§ **Job**: Retype the records that come next, word for word.

§ **Dataset records**:
— BEGIN —

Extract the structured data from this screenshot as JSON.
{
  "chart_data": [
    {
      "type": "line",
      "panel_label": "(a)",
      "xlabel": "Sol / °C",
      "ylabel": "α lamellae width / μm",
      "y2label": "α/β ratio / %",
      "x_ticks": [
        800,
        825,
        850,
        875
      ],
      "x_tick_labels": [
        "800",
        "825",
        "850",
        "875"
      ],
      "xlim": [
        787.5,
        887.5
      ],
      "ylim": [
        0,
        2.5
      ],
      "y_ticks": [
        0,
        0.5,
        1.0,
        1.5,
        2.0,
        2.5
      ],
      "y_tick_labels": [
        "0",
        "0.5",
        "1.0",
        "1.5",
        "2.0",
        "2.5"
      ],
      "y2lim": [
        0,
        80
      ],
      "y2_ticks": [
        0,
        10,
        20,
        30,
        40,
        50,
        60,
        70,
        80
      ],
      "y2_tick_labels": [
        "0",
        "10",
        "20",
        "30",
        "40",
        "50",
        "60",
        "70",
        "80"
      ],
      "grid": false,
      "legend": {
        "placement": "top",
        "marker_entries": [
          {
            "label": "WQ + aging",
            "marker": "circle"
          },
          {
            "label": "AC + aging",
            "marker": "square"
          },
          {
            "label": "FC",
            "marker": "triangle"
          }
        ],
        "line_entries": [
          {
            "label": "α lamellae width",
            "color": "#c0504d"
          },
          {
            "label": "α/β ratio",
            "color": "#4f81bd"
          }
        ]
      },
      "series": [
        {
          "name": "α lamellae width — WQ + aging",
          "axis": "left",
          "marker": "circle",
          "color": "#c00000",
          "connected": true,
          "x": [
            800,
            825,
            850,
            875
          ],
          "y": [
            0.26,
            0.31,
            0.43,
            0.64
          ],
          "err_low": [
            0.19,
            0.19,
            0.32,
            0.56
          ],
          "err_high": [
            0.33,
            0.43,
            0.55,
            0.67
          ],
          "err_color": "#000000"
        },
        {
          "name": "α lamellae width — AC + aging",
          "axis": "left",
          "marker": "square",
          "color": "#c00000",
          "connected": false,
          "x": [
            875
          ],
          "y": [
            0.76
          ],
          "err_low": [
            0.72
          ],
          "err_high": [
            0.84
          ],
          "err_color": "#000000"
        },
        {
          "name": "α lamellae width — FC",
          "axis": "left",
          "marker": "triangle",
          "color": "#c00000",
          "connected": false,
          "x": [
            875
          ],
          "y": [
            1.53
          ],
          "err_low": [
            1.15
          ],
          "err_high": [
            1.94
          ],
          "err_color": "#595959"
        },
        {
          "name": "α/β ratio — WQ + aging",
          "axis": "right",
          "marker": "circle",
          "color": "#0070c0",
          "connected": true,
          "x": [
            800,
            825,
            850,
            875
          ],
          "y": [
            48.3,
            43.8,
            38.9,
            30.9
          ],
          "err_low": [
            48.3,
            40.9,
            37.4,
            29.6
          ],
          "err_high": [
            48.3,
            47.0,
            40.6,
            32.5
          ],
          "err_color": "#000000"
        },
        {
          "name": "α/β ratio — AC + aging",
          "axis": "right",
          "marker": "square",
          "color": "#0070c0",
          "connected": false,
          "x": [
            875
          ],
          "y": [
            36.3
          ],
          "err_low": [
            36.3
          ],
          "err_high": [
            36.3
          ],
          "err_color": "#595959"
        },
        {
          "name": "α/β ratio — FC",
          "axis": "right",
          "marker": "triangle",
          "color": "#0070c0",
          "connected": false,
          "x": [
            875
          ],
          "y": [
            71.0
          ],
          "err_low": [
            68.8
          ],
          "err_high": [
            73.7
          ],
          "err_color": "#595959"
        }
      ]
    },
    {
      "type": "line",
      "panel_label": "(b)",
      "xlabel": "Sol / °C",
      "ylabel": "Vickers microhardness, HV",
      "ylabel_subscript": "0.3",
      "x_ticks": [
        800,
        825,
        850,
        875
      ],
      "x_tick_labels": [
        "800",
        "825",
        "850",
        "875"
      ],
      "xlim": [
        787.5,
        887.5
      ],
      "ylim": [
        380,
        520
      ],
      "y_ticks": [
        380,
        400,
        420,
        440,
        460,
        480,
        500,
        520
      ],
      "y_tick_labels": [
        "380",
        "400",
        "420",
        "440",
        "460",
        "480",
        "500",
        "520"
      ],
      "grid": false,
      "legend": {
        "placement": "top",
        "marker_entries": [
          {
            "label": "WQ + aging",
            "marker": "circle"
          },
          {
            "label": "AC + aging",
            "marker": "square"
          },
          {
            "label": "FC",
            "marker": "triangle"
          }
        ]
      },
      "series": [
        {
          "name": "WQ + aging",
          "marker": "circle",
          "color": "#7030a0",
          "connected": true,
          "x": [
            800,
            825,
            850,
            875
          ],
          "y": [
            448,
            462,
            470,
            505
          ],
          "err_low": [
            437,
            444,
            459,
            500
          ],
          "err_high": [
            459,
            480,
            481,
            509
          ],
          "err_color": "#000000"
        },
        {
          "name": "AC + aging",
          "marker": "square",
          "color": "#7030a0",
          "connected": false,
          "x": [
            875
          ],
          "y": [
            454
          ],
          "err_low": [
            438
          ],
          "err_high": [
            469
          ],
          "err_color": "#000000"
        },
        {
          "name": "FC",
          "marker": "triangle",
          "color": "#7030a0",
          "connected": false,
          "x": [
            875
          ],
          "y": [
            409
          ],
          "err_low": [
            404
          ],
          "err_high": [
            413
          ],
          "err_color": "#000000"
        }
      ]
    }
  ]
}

— END —

§ **The output**:
Extract the structured data from this screenshot as JSON.
{
  "chart_data": [
    {
      "type": "line",
      "panel_label": "(a)",
      "xlabel": "Sol / °C",
      "ylabel": "α lamellae width / μm",
      "y2label": "α/β ratio / %",
      "x_ticks": [
        800,
        825,
        850,
        875
      ],
      "x_tick_labels": [
        "800",
        "825",
        "850",
        "875"
      ],
      "xlim": [
        787.5,
        887.5
      ],
      "ylim": [
        0,
        2.5
      ],
      "y_ticks": [
        0,
        0.5,
        1.0,
        1.5,
        2.0,
        2.5
      ],
      "y_tick_labels": [
        "0",
        "0.5",
        "1.0",
        "1.5",
        "2.0",
        "2.5"
      ],
      "y2lim": [
        0,
        80
      ],
      "y2_ticks": [
        0,
        10,
        20,
        30,
        40,
        50,
        60,
        70,
        80
      ],
      "y2_tick_labels": [
        "0",
        "10",
        "20",
        "30",
        "40",
        "50",
        "60",
        "70",
        "80"
      ],
      "grid": false,
      "legend": {
        "placement": "top",
        "marker_entries": [
          {
            "label": "WQ + aging",
            "marker": "circle"
          },
          {
            "label": "AC + aging",
            "marker": "square"
          },
          {
            "label": "FC",
            "marker": "triangle"
          }
        ],
        "line_entries": [
          {
            "label": "α lamellae width",
            "color": "#c0504d"
          },
          {
            "label": "α/β ratio",
            "color": "#4f81bd"
          }
        ]
      },
      "series": [
        {
          "name": "α lamellae width — WQ + aging",
          "axis": "left",
          "marker": "circle",
          "color": "#c00000",
          "connected": true,
          "x": [
            800,
            825,
            850,
            875
          ],
          "y": [
            0.26,
            0.31,
            0.43,
            0.64
          ],
          "err_low": [
            0.19,
            0.19,
            0.32,
            0.56
          ],
          "err_high": [
            0.33,
            0.43,
            0.55,
            0.67
          ],
          "err_color": "#000000"
        },
        {
          "name": "α lamellae width — AC + aging",
          "axis": "left",
          "marker": "square",
          "color": "#c00000",
          "connected": false,
          "x": [
            875
          ],
          "y": [
            0.76
          ],
          "err_low": [
            0.72
          ],
          "err_high": [
            0.84
          ],
          "err_color": "#000000"
        },
        {
          "name": "α lamellae width — FC",
          "axis": "left",
          "marker": "triangle",
          "color": "#c00000",
          "connected": false,
          "x": [
            875
          ],
          "y": [
            1.53
          ],
          "err_low": [
            1.15
          ],
          "err_high": [
            1.94
          ],
          "err_color": "#595959"
        },
        {
          "name": "α/β ratio — WQ + aging",
          "axis": "right",
          "marker": "circle",
          "color": "#0070c0",
          "connected": true,
          "x": [
            800,
            825,
            850,
            875
          ],
          "y": [
            48.3,
            43.8,
            38.9,
            30.9
          ],
          "err_low": [
            48.3,
            40.9,
            37.4,
            29.6
          ],
          "err_high": [
            48.3,
            47.0,
            40.6,
            32.5
          ],
          "err_color": "#000000"
        },
        {
          "name": "α/β ratio — AC + aging",
          "axis": "right",
          "marker": "square",
          "color": "#0070c0",
          "connected": false,
          "x": [
            875
          ],
          "y": [
            36.3
          ],
          "err_low": [
            36.3
          ],
          "err_high": [
            36.3
          ],
          "err_color": "#595959"
        },
        {
          "name": "α/β ratio — FC",
          "axis": "right",
          "marker": "triangle",
          "color": "#0070c0",
          "connected": false,
          "x": [
            875
          ],
          "y": [
            71.0
          ],
          "err_low": [
            68.8
          ],
          "err_high": [
            73.7
          ],
          "err_color": "#595959"
        }
      ]
    },
    {
      "type": "line",
      "panel_label": "(b)",
      "xlabel": "Sol / °C",
      "ylabel": "Vickers microhardness, HV",
      "ylabel_subscript": "0.3",
      "x_ticks": [
        800,
        825,
        850,
        875
      ],
      "x_tick_labels": [
        "800",
        "825",
        "850",
        "875"
      ],
      "xlim": [
        787.5,
        887.5
      ],
      "ylim": [
        380,
        520
      ],
      "y_ticks": [
        380,
        400,
        420,
        440,
        460,
        480,
        500,
        520
      ],
      "y_tick_labels": [
        "380",
        "400",
        "420",
        "440",
        "460",
        "480",
        "500",
        "520"
      ],
      "grid": false,
      "legend": {
        "placement": "top",
        "marker_entries": [
          {
            "label": "WQ + aging",
            "marker": "circle"
          },
          {
            "label": "AC + aging",
            "marker": "square"
          },
          {
            "label": "FC",
            "marker": "triangle"
          }
        ]
      },
      "series": [
        {
          "name": "WQ + aging",
          "marker": "circle",
          "color": "#7030a0",
          "connected": true,
          "x": [
            800,
            825,
            850,
            875
          ],
          "y": [
            448,
            462,
            470,
            505
          ],
          "err_low": [
            437,
            444,
            459,
            500
          ],
          "err_high": [
            459,
            480,
            481,
            509
          ],
          "err_color": "#000000"
        },
        {
          "name": "AC + aging",
          "marker": "square",
          "color": "#7030a0",
          "connected": false,
          "x": [
            875
          ],
          "y": [
            454
          ],
          "err_low": [
            438
          ],
          "err_high": [
            469
          ],
          "err_color": "#000000"
        },
        {
          "name": "FC",
          "marker": "triangle",
          "color": "#7030a0",
          "connected": false,
          "x": [
            875
          ],
          "y": [
            409
          ],
          "err_low": [
            404
          ],
          "err_high": [
            413
          ],
          "err_color": "#000000"
        }
      ]
    }
  ]
}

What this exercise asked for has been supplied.